--- PROVIDED ENTRIES ---

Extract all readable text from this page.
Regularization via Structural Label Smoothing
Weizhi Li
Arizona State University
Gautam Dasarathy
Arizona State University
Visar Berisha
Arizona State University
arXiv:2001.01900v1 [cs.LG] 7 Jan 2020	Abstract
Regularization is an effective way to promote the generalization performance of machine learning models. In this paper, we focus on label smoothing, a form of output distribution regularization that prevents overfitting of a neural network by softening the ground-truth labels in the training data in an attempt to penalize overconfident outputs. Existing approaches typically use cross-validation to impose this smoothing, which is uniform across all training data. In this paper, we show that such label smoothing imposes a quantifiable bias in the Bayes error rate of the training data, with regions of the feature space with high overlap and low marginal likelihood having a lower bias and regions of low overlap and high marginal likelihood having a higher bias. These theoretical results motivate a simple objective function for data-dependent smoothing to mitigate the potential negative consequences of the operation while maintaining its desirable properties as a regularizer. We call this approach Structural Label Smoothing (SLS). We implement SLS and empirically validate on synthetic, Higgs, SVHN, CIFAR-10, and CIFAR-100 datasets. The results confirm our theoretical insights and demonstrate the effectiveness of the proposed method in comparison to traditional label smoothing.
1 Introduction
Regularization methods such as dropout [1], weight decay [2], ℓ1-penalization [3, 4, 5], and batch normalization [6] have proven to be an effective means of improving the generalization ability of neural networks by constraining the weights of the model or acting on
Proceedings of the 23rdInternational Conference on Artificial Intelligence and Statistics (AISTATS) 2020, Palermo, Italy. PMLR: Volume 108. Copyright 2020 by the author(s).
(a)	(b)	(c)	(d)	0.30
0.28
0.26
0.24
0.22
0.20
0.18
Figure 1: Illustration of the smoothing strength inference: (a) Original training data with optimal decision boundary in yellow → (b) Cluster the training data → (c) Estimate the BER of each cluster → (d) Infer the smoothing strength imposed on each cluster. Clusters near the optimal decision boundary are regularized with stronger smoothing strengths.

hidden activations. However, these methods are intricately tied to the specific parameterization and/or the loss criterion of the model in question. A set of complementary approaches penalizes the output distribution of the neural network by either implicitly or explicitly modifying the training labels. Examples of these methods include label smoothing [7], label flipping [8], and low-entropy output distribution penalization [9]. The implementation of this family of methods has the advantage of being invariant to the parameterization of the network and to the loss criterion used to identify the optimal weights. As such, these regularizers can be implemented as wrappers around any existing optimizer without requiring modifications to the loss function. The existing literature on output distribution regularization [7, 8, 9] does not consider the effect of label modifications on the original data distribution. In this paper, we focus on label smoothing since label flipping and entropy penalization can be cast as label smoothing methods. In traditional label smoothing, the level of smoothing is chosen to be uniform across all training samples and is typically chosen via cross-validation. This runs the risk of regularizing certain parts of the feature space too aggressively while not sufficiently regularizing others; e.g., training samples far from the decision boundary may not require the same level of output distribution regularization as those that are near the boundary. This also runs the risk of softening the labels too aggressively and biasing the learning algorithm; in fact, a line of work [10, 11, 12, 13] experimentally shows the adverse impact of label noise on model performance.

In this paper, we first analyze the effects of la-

---

- [TASK DETAILS]:
Go through the records and copy each line with "boundary" in it.

- [ANSWER BELOW]:
Figure 1: Illustration of the smoothing strength inference: (a) Original training data with optimal decision boundary in yellow → (b) Cluster the training data → (c) Estimate the BER of each cluster → (d) Infer the smoothing strength imposed on each cluster. Clusters near the optimal decision boundary are regularized with stronger smoothing strengths.
hidden activations. However, these methods are intricately tied to the specific parameterization and/or the loss criterion of the model in question. A set of complementary approaches penalizes the output distribution of the neural network by either implicitly or explicitly modifying the training labels. Examples of these methods include label smoothing [7], label flipping [8], and low-entropy output distribution penalization [9]. The implementation of this family of methods has the advantage of being invariant to the parameterization of the network and to the loss criterion used to identify the optimal weights. As such, these regularizers can be implemented as wrappers around any existing optimizer without requiring modifications to the loss function. The existing literature on output distribution regularization [7, 8, 9] does not consider the effect of label modifications on the original data distribution. In this paper, we focus on label smoothing since label flipping and entropy penalization can be cast as label smoothing methods. In traditional label smoothing, the level of smoothing is chosen to be uniform across all training samples and is typically chosen via cross-validation. This runs the risk of regularizing certain parts of the feature space too aggressively while not sufficiently regularizing others; e.g., training samples far from the decision boundary may not require the same level of output distribution regularization as those that are near the boundary. This also runs the risk of softening the labels too aggressively and biasing the learning algorithm; in fact, a line of work [10, 11, 12, 13] experimentally shows the adverse impact of label noise on model performance.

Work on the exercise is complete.